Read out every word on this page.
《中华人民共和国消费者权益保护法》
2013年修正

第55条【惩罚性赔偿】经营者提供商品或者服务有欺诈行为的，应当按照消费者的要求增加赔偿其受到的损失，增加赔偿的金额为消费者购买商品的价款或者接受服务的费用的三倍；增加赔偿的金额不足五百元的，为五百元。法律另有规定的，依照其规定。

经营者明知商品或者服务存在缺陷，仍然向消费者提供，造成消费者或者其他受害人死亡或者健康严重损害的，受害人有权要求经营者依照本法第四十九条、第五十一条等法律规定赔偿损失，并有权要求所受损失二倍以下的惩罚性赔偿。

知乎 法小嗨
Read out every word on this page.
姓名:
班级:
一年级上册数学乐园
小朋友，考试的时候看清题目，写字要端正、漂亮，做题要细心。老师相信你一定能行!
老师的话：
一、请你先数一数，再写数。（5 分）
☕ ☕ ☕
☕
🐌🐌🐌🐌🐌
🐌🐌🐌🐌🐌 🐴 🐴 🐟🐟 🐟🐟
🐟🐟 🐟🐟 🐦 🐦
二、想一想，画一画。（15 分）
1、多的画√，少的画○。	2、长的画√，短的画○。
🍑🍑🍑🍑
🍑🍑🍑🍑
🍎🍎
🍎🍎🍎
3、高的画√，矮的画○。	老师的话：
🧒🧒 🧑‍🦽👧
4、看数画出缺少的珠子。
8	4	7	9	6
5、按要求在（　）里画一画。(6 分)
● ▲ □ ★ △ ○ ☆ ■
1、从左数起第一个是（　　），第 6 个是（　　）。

************

From the listing above, reproduce all the lines exactly.

Full solution
Read out every word on this page.
《中华人民共和国消费者权益保护法》
2013年修正

第55条【惩罚性赔偿】经营者提供商品或者服务有欺诈行为的，应当按照消费者的要求增加赔偿其受到的损失，增加赔偿的金额为消费者购买商品的价款或者接受服务的费用的三倍；增加赔偿的金额不足五百元的，为五百元。法律另有规定的，依照其规定。

经营者明知商品或者服务存在缺陷，仍然向消费者提供，造成消费者或者其他受害人死亡或者健康严重损害的，受害人有权要求经营者依照本法第四十九条、第五十一条等法律规定赔偿损失，并有权要求所受损失二倍以下的惩罚性赔偿。

知乎 法小嗨
Read out every word on this page.
姓名:
班级:
一年级上册数学乐园
小朋友，考试的时候看清题目，写字要端正、漂亮，做题要细心。老师相信你一定能行!
老师的话：
一、请你先数一数，再写数。（5 分）
☕ ☕ ☕
☕
🐌🐌🐌🐌🐌
🐌🐌🐌🐌🐌 🐴 🐴 🐟🐟 🐟🐟
🐟🐟 🐟🐟 🐦 🐦
二、想一想，画一画。（15 分）
1、多的画√，少的画○。	2、长的画√，短的画○。
🍑🍑🍑🍑
🍑🍑🍑🍑
🍎🍎
🍎🍎🍎
3、高的画√，矮的画○。	老师的话：
🧒🧒 🧑‍🦽👧
4、看数画出缺少的珠子。
8	4	7	9	6
5、按要求在（　）里画一画。(6 分)
● ▲ □ ★ △ ○ ☆ ■
1、从左数起第一个是（　　），第 6 个是（　　）。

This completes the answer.